--- begin Data section ---

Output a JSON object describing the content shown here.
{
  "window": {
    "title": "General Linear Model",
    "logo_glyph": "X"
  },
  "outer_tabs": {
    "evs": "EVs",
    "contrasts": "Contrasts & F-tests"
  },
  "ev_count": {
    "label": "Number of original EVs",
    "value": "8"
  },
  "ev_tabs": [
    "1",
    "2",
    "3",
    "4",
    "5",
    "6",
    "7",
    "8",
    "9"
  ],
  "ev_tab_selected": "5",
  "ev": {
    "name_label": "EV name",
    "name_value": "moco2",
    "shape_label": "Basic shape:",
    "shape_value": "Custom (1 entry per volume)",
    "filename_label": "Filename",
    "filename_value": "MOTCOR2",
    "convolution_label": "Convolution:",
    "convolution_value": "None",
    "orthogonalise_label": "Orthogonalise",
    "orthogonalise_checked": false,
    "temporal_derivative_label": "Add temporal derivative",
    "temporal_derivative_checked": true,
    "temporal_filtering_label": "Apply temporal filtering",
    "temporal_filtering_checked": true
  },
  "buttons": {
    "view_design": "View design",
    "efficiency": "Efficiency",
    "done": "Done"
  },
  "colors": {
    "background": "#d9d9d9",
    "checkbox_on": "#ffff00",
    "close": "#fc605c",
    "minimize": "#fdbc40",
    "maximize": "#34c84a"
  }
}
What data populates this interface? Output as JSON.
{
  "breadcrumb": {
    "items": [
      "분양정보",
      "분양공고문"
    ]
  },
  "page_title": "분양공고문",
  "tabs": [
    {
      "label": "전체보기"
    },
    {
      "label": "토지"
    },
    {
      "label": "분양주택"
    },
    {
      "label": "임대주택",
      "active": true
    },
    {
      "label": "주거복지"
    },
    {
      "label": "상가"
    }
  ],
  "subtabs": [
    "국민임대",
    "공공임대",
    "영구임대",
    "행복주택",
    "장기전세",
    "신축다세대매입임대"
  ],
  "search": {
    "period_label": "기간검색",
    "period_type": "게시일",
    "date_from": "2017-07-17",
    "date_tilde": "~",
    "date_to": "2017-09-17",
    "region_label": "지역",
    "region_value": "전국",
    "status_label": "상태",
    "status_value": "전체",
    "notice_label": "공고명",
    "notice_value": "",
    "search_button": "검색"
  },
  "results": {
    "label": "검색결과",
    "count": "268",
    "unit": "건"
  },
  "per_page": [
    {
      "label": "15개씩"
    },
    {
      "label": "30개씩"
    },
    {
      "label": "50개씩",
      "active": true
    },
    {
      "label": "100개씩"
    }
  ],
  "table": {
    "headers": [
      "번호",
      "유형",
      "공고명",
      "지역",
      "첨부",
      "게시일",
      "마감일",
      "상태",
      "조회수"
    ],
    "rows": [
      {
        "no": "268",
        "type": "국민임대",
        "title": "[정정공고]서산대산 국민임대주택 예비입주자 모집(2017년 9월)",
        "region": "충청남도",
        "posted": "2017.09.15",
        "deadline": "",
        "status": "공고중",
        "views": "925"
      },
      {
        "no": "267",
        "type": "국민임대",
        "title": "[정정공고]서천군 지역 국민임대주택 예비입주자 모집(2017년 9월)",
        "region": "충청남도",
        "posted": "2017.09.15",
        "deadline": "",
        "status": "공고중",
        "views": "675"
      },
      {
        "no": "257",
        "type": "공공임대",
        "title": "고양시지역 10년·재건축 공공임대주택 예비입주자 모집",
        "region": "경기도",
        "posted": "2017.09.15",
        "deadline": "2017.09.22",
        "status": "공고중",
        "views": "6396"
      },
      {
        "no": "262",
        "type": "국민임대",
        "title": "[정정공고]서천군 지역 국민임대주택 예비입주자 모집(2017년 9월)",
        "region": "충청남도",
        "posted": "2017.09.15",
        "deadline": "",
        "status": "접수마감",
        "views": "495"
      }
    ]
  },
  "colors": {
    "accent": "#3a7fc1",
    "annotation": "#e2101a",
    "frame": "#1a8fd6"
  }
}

--- end Data section ---

_The request_
All of the entries must be written out exactly as they stand.

_Solution to the exercise_
Output a JSON object describing the content shown here.
{
  "window": {
    "title": "General Linear Model",
    "logo_glyph": "X"
  },
  "outer_tabs": {
    "evs": "EVs",
    "contrasts": "Contrasts & F-tests"
  },
  "ev_count": {
    "label": "Number of original EVs",
    "value": "8"
  },
  "ev_tabs": [
    "1",
    "2",
    "3",
    "4",
    "5",
    "6",
    "7",
    "8",
    "9"
  ],
  "ev_tab_selected": "5",
  "ev": {
    "name_label": "EV name",
    "name_value": "moco2",
    "shape_label": "Basic shape:",
    "shape_value": "Custom (1 entry per volume)",
    "filename_label": "Filename",
    "filename_value": "MOTCOR2",
    "convolution_label": "Convolution:",
    "convolution_value": "None",
    "orthogonalise_label": "Orthogonalise",
    "orthogonalise_checked": false,
    "temporal_derivative_label": "Add temporal derivative",
    "temporal_derivative_checked": true,
    "temporal_filtering_label": "Apply temporal filtering",
    "temporal_filtering_checked": true
  },
  "buttons": {
    "view_design": "View design",
    "efficiency": "Efficiency",
    "done": "Done"
  },
  "colors": {
    "background": "#d9d9d9",
    "checkbox_on": "#ffff00",
    "close": "#fc605c",
    "minimize": "#fdbc40",
    "maximize": "#34c84a"
  }
}
What data populates this interface? Output as JSON.
{
  "breadcrumb": {
    "items": [
      "분양정보",
      "분양공고문"
    ]
  },
  "page_title": "분양공고문",
  "tabs": [
    {
      "label": "전체보기"
    },
    {
      "label": "토지"
    },
    {
      "label": "분양주택"
    },
    {
      "label": "임대주택",
      "active": true
    },
    {
      "label": "주거복지"
    },
    {
      "label": "상가"
    }
  ],
  "subtabs": [
    "국민임대",
    "공공임대",
    "영구임대",
    "행복주택",
    "장기전세",
    "신축다세대매입임대"
  ],
  "search": {
    "period_label": "기간검색",
    "period_type": "게시일",
    "date_from": "2017-07-17",
    "date_tilde": "~",
    "date_to": "2017-09-17",
    "region_label": "지역",
    "region_value": "전국",
    "status_label": "상태",
    "status_value": "전체",
    "notice_label": "공고명",
    "notice_value": "",
    "search_button": "검색"
  },
  "results": {
    "label": "검색결과",
    "count": "268",
    "unit": "건"
  },
  "per_page": [
    {
      "label": "15개씩"
    },
    {
      "label": "30개씩"
    },
    {
      "label": "50개씩",
      "active": true
    },
    {
      "label": "100개씩"
    }
  ],
  "table": {
    "headers": [
      "번호",
      "유형",
      "공고명",
      "지역",
      "첨부",
      "게시일",
      "마감일",
      "상태",
      "조회수"
    ],
    "rows": [
      {
        "no": "268",
        "type": "국민임대",
        "title": "[정정공고]서산대산 국민임대주택 예비입주자 모집(2017년 9월)",
        "region": "충청남도",
        "posted": "2017.09.15",
        "deadline": "",
        "status": "공고중",
        "views": "925"
      },
      {
        "no": "267",
        "type": "국민임대",
        "title": "[정정공고]서천군 지역 국민임대주택 예비입주자 모집(2017년 9월)",
        "region": "충청남도",
        "posted": "2017.09.15",
        "deadline": "",
        "status": "공고중",
        "views": "675"
      },
      {
        "no": "257",
        "type": "공공임대",
        "title": "고양시지역 10년·재건축 공공임대주택 예비입주자 모집",
        "region": "경기도",
        "posted": "2017.09.15",
        "deadline": "2017.09.22",
        "status": "공고중",
        "views": "6396"
      },
      {
        "no": "262",
        "type": "국민임대",
        "title": "[정정공고]서천군 지역 국민임대주택 예비입주자 모집(2017년 9월)",
        "region": "충청남도",
        "posted": "2017.09.15",
        "deadline": "",
        "status": "접수마감",
        "views": "495"
      }
    ]
  },
  "colors": {
    "accent": "#3a7fc1",
    "annotation": "#e2101a",
    "frame": "#1a8fd6"
  }
}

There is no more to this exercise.